> Work task: Search the entries for the word "What" and copy each line that has it.

(Dataset records)

=== Begin Enclosure ===

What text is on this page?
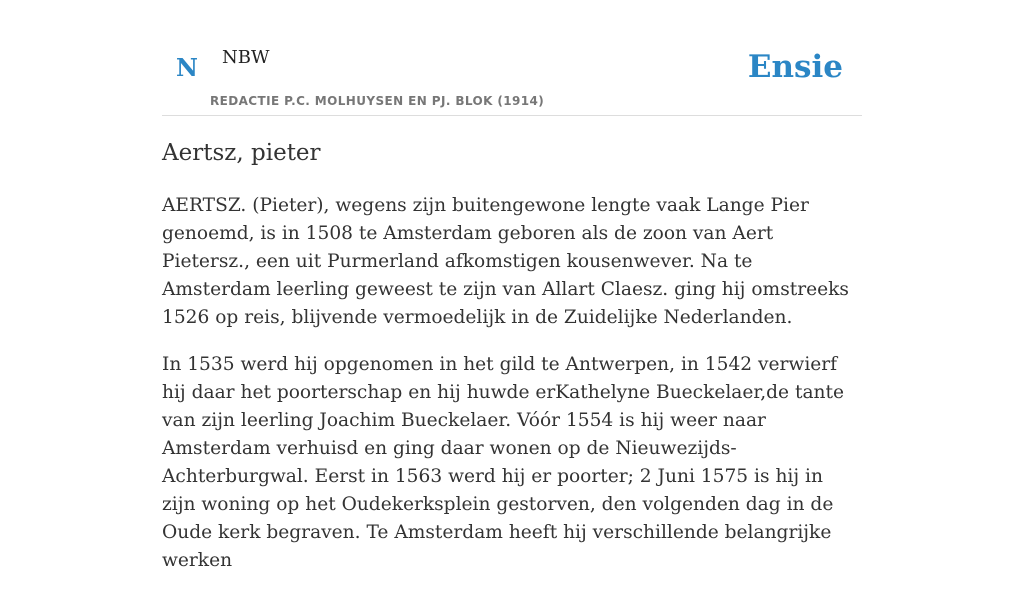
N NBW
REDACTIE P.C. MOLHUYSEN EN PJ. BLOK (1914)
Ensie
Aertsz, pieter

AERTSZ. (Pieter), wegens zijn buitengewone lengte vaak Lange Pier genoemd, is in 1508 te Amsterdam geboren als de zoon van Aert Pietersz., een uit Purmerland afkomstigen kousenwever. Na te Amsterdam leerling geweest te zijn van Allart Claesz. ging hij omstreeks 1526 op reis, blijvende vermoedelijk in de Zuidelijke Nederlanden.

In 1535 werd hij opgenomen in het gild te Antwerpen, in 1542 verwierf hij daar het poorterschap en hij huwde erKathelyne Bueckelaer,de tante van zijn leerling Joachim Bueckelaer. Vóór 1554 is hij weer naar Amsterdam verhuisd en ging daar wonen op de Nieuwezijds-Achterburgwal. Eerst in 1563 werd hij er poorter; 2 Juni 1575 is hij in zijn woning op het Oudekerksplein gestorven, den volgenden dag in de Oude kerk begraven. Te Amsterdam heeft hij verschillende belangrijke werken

=== End Enclosure ===
=== Begin Enclosure ===

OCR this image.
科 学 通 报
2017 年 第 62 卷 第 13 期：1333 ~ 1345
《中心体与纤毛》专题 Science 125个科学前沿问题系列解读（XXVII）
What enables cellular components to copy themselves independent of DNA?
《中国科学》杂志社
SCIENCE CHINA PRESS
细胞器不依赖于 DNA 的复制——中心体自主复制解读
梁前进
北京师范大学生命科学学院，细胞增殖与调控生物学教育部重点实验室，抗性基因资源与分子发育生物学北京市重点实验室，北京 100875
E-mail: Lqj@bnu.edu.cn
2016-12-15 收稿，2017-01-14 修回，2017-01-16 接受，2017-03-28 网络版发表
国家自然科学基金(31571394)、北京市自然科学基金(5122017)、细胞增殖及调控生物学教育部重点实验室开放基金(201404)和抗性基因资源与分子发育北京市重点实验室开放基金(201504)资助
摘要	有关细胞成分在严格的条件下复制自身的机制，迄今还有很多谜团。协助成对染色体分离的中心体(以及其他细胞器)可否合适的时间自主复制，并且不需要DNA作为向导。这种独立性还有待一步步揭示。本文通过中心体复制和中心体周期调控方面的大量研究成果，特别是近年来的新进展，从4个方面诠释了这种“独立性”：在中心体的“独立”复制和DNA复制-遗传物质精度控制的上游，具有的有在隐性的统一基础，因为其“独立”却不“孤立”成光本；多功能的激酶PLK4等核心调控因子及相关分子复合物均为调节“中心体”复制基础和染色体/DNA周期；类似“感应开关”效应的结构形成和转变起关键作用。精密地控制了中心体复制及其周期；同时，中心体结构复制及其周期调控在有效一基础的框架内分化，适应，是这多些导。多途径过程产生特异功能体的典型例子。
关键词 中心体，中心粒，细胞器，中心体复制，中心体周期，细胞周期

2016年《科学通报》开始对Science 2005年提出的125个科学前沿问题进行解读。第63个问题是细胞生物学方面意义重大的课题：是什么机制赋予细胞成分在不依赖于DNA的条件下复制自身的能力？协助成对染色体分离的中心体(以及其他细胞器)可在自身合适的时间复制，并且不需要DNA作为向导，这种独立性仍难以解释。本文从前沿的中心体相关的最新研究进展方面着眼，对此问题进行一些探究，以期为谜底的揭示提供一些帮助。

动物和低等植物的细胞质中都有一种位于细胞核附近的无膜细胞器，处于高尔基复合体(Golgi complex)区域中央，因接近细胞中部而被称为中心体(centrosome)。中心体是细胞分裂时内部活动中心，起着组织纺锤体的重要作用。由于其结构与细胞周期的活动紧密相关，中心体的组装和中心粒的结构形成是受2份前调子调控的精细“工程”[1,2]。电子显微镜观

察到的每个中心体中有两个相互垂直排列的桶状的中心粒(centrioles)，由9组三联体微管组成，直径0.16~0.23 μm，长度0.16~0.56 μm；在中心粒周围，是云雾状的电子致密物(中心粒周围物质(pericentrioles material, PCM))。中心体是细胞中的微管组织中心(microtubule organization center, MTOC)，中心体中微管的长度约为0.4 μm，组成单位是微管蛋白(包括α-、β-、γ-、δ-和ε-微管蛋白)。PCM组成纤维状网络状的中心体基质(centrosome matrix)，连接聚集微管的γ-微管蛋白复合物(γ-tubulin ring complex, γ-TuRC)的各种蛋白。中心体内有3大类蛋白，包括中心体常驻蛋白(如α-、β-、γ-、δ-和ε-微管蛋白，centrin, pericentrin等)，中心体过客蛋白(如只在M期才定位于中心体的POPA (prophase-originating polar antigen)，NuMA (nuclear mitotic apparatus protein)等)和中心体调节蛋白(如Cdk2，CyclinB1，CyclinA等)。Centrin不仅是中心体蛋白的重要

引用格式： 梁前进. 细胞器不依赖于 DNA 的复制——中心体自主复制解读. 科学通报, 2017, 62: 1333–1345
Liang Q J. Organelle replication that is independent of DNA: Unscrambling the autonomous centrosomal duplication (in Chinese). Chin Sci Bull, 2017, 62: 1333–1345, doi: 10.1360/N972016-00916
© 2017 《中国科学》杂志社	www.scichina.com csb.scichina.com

=== End Enclosure ===

> Answer space:
What text is on this page?
What enables cellular components to copy themselves independent of DNA?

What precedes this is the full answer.